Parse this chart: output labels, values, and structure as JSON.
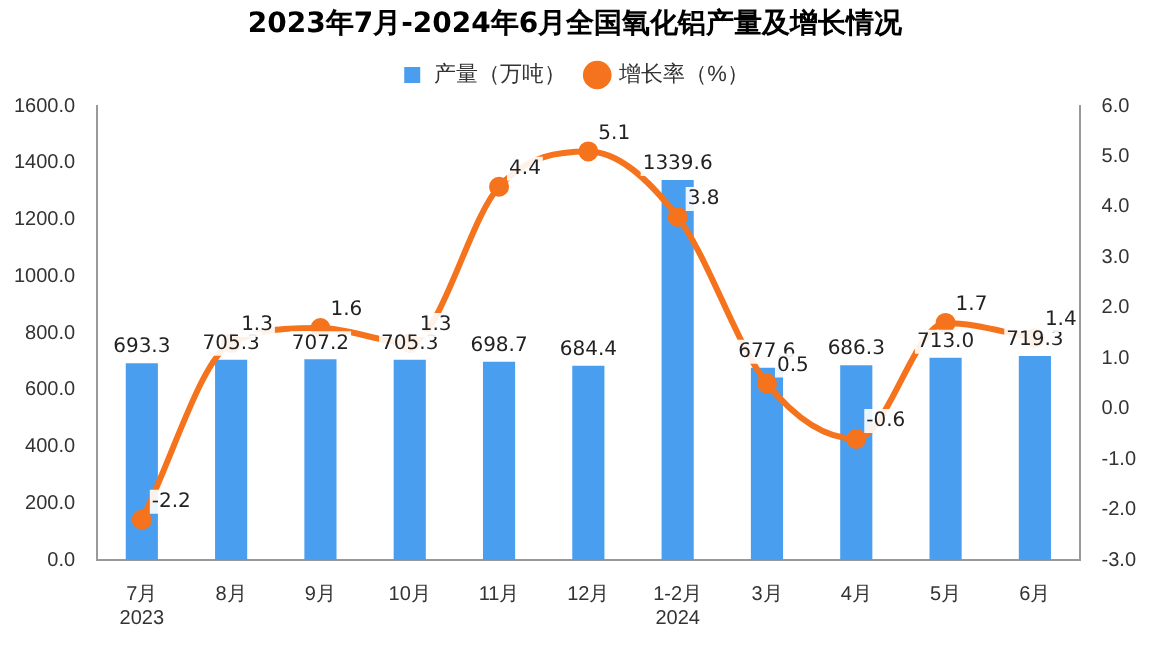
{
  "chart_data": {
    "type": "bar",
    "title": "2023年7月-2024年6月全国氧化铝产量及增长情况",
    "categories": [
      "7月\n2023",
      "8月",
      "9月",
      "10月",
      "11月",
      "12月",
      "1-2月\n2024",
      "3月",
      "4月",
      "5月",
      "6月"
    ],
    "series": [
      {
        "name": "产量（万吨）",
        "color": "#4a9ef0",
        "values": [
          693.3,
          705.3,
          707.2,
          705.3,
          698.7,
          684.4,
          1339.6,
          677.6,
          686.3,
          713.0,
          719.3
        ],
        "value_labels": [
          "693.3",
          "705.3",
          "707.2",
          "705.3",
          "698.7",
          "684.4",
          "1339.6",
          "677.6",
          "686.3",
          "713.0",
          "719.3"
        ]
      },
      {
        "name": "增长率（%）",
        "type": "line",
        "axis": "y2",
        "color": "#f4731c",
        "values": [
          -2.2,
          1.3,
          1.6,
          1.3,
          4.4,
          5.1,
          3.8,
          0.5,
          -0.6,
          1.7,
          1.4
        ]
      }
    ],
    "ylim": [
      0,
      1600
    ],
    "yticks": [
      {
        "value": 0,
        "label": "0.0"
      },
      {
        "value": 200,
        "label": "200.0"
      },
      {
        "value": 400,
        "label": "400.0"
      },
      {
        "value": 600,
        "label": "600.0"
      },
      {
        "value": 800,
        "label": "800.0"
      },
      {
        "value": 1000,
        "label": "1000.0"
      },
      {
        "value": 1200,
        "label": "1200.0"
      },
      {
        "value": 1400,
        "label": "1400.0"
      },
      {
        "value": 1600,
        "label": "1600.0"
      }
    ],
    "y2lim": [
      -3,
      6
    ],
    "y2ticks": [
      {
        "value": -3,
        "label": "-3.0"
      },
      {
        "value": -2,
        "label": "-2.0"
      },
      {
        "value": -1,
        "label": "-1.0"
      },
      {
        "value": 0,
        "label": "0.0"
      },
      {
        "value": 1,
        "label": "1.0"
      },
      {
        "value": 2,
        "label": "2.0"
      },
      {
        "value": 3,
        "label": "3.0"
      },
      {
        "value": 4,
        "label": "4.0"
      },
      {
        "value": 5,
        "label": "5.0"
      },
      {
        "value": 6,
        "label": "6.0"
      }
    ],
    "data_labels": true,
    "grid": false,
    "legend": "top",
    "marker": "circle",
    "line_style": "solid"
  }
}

....

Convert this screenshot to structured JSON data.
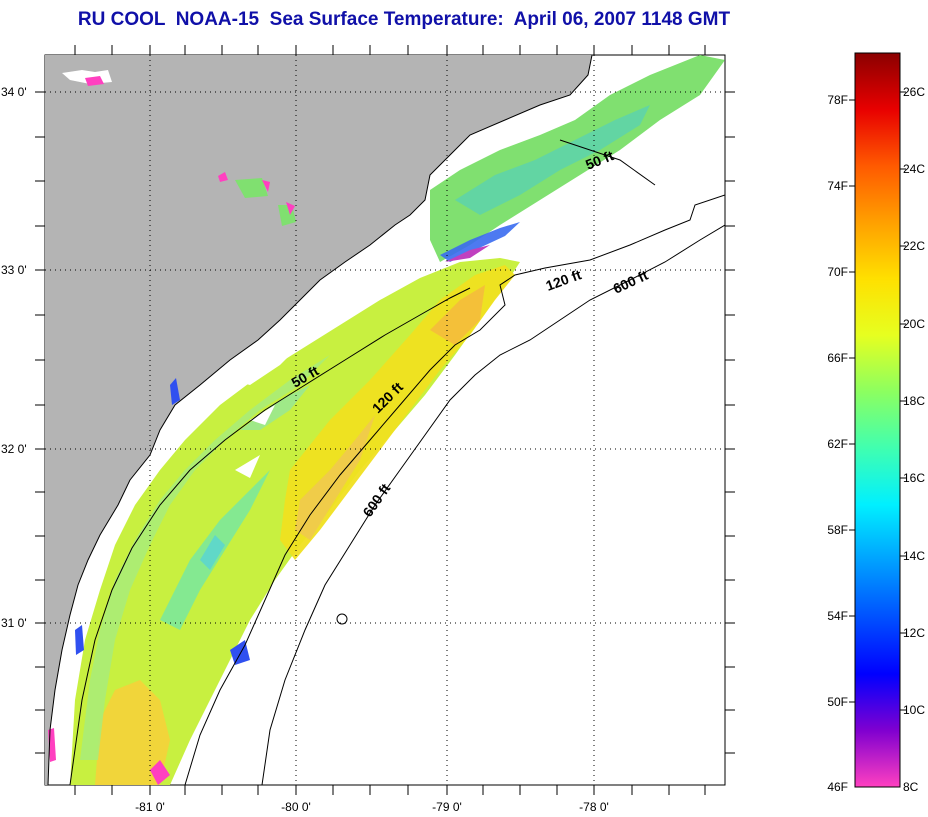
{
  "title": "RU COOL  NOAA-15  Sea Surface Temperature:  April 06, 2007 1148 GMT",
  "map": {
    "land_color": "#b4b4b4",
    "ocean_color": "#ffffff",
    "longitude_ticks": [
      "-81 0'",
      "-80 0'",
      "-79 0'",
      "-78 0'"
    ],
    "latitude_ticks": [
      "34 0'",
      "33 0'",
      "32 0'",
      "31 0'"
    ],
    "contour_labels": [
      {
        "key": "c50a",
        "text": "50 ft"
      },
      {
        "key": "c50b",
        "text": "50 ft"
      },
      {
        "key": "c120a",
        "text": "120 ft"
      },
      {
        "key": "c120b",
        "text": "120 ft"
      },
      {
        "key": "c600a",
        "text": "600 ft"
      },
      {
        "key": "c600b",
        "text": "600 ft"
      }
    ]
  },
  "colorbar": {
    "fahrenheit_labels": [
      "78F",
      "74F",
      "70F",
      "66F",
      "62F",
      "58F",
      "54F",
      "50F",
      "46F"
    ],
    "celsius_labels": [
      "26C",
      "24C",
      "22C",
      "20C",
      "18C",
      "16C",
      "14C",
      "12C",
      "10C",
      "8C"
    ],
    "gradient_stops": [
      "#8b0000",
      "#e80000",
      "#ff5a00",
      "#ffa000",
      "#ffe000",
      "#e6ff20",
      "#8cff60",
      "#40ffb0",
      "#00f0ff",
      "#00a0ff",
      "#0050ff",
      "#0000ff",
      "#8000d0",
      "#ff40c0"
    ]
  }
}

....

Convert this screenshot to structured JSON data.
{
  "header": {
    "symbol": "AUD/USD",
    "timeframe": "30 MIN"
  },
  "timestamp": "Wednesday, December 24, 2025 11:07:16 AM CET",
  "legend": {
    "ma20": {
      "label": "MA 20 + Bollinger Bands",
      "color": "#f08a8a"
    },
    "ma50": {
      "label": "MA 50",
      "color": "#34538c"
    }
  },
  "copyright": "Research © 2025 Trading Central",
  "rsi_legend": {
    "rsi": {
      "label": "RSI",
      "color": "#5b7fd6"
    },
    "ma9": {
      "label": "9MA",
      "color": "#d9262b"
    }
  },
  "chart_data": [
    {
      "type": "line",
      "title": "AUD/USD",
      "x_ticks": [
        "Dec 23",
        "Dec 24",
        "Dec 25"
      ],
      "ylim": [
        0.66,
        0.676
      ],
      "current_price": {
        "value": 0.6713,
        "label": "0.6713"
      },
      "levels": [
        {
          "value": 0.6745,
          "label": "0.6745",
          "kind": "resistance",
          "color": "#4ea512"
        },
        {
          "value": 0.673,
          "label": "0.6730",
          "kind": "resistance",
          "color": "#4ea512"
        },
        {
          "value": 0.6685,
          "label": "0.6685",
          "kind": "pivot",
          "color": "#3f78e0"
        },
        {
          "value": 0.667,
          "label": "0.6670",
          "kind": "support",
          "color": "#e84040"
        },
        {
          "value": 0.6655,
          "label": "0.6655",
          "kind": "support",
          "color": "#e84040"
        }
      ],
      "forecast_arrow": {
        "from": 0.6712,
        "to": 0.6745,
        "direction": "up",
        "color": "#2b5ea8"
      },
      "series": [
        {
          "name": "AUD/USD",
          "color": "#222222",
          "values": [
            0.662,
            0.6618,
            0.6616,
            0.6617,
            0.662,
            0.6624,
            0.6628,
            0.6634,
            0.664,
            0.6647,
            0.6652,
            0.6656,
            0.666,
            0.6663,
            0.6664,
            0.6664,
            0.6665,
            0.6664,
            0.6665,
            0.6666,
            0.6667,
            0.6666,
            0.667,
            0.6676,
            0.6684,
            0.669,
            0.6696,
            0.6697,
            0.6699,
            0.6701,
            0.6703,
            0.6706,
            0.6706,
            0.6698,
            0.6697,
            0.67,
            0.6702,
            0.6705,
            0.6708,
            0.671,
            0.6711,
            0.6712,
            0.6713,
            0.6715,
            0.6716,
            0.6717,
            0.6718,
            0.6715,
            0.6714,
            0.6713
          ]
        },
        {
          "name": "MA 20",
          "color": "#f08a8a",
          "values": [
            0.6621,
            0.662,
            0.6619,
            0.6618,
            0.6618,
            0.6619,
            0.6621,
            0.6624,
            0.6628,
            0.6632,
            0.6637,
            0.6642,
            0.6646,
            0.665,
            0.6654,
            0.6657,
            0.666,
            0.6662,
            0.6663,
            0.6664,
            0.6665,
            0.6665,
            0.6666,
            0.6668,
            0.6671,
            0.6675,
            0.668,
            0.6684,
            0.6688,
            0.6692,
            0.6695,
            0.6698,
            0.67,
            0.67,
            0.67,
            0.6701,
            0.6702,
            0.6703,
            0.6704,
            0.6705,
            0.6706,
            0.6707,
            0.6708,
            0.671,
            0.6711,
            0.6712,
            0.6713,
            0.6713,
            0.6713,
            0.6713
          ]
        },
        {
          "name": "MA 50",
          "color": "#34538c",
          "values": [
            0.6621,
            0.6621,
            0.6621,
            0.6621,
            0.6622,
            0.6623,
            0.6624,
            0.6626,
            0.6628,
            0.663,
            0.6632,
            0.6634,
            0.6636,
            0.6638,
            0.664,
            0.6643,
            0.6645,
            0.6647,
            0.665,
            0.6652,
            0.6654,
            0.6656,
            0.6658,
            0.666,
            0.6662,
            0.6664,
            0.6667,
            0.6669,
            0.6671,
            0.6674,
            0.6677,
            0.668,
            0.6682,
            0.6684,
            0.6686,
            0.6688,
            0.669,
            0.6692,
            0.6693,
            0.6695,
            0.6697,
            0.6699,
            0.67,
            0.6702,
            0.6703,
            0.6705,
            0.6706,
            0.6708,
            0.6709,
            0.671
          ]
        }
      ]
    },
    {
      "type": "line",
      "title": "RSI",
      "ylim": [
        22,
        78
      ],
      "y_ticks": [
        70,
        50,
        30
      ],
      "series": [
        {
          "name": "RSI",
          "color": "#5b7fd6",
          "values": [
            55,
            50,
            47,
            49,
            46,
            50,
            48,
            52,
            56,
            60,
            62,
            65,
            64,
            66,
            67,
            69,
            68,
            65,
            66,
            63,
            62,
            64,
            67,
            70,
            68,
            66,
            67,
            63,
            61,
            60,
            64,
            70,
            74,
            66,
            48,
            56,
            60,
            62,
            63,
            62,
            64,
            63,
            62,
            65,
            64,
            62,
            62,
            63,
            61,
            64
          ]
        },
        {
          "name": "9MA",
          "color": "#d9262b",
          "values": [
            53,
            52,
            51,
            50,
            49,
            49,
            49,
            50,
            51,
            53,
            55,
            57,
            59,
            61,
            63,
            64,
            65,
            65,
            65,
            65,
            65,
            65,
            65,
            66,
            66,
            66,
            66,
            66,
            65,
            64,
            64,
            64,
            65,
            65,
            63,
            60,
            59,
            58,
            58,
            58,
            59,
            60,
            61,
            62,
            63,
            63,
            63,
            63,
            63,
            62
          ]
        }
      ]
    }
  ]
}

....

## [Exercise requirements]
Copy out each line of the data where the string "title" appears.

## [Solution]
    "title": "2023年7月-2024年6月全国氧化铝产量及增长情况",
  "title": "RU COOL  NOAA-15  Sea Surface Temperature:  April 06, 2007 1148 GMT",
      "title": "AUD/USD",
      "title": "RSI",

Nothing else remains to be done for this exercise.